■ WHAT YOU SHOULD DO
Write out the listing below exactly, and omit any images you find in it.

■ RECORDS TO USE
——
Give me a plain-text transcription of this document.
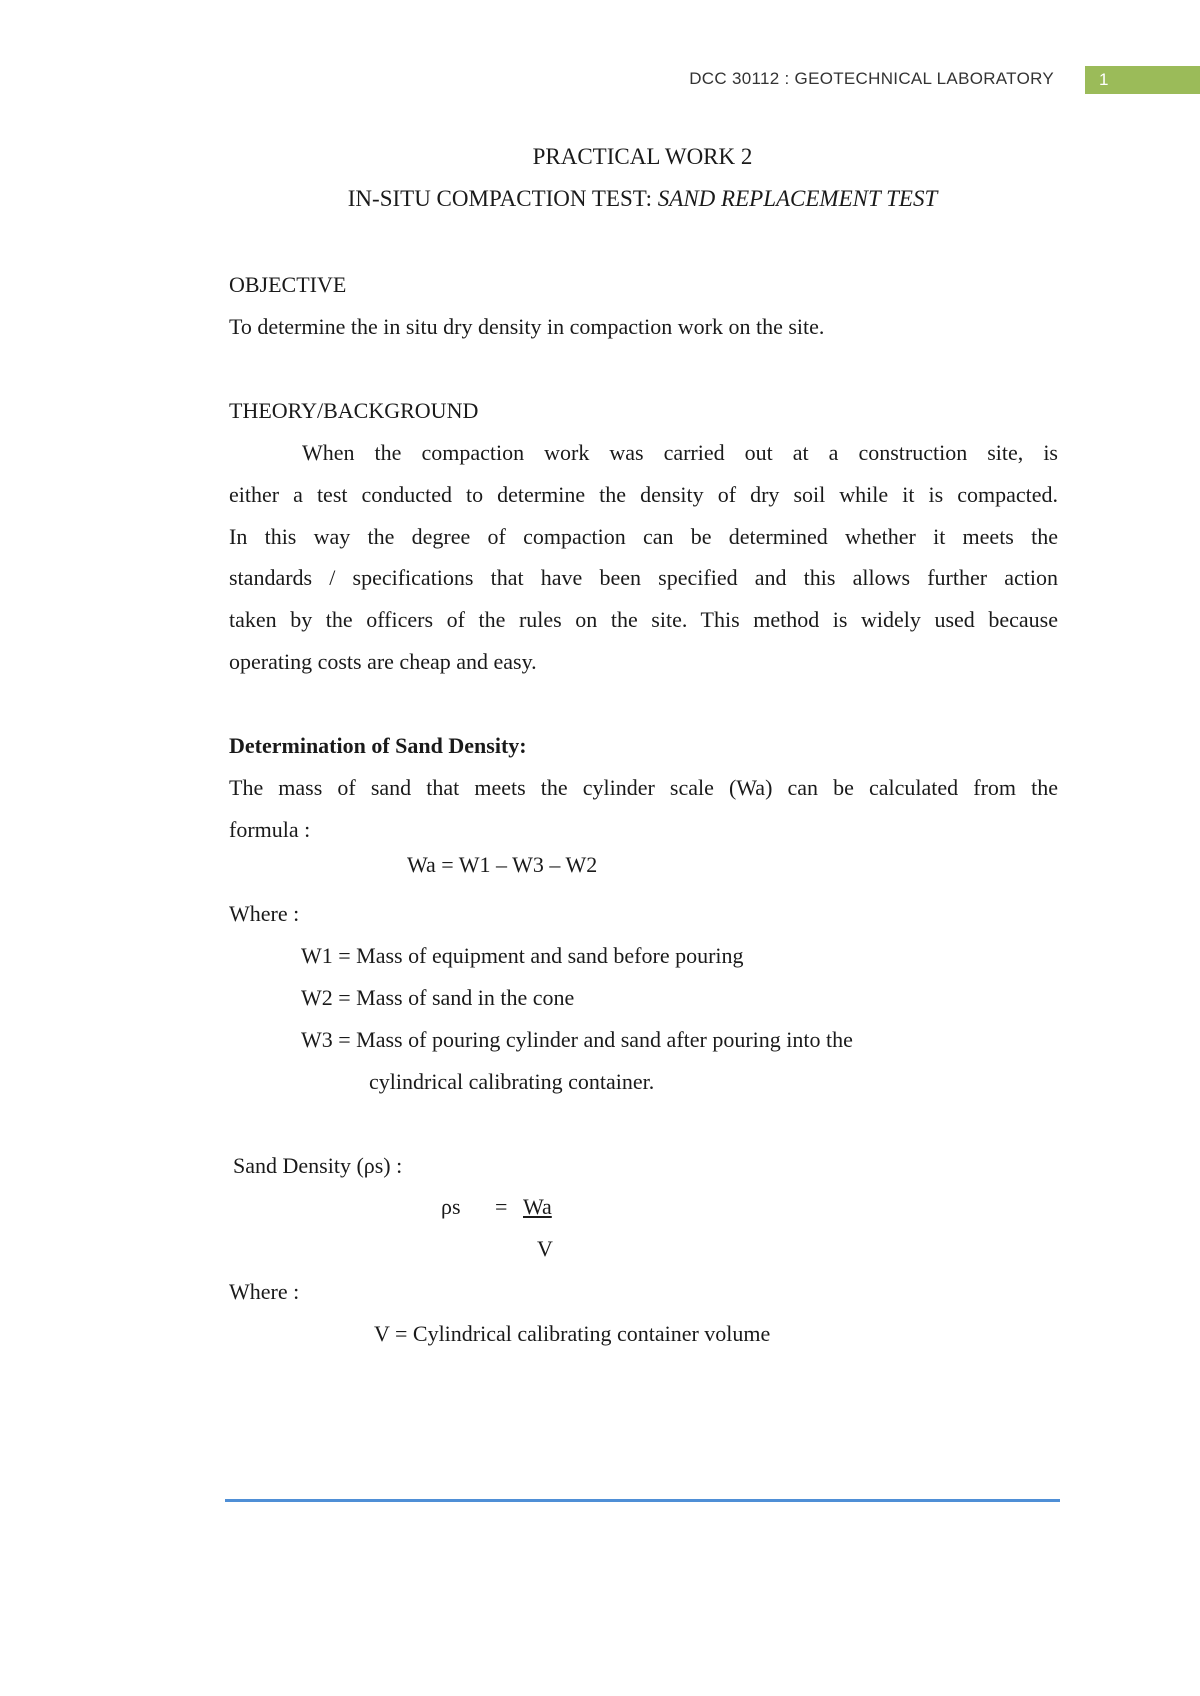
DCC 30112 : GEOTECHNICAL LABORATORY	1
PRACTICAL WORK 2
IN-SITU COMPACTION TEST: SAND REPLACEMENT TEST
OBJECTIVE
To determine the in situ dry density in compaction work on the site.
THEORY/BACKGROUND
When the compaction work was carried out at a construction site, is
either a test conducted to determine the density of dry soil while it is compacted.
In this way the degree of compaction can be determined whether it meets the
standards / specifications that have been specified and this allows further action
taken by the officers of the rules on the site. This method is widely used because
operating costs are cheap and easy.
Determination of Sand Density:
The mass of sand that meets the cylinder scale (Wa) can be calculated from the
formula :
Wa = W1 – W3 – W2
Where :
W1 = Mass of equipment and sand before pouring
W2 = Mass of sand in the cone
W3 = Mass of pouring cylinder and sand after pouring into the
cylindrical calibrating container.
Sand Density (ρs) :
ρs = Wa
V
Where :
V = Cylindrical calibrating container volume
——
■ FINAL RESULT
Give me a plain-text transcription of this document.
DCC 30112 : GEOTECHNICAL LABORATORY	1
PRACTICAL WORK 2
IN-SITU COMPACTION TEST: SAND REPLACEMENT TEST
OBJECTIVE
To determine the in situ dry density in compaction work on the site.
THEORY/BACKGROUND
When the compaction work was carried out at a construction site, is
either a test conducted to determine the density of dry soil while it is compacted.
In this way the degree of compaction can be determined whether it meets the
standards / specifications that have been specified and this allows further action
taken by the officers of the rules on the site. This method is widely used because
operating costs are cheap and easy.
Determination of Sand Density:
The mass of sand that meets the cylinder scale (Wa) can be calculated from the
formula :
Wa = W1 – W3 – W2
Where :
W1 = Mass of equipment and sand before pouring
W2 = Mass of sand in the cone
W3 = Mass of pouring cylinder and sand after pouring into the
cylindrical calibrating container.
Sand Density (ρs) :
ρs = Wa
V
Where :
V = Cylindrical calibrating container volume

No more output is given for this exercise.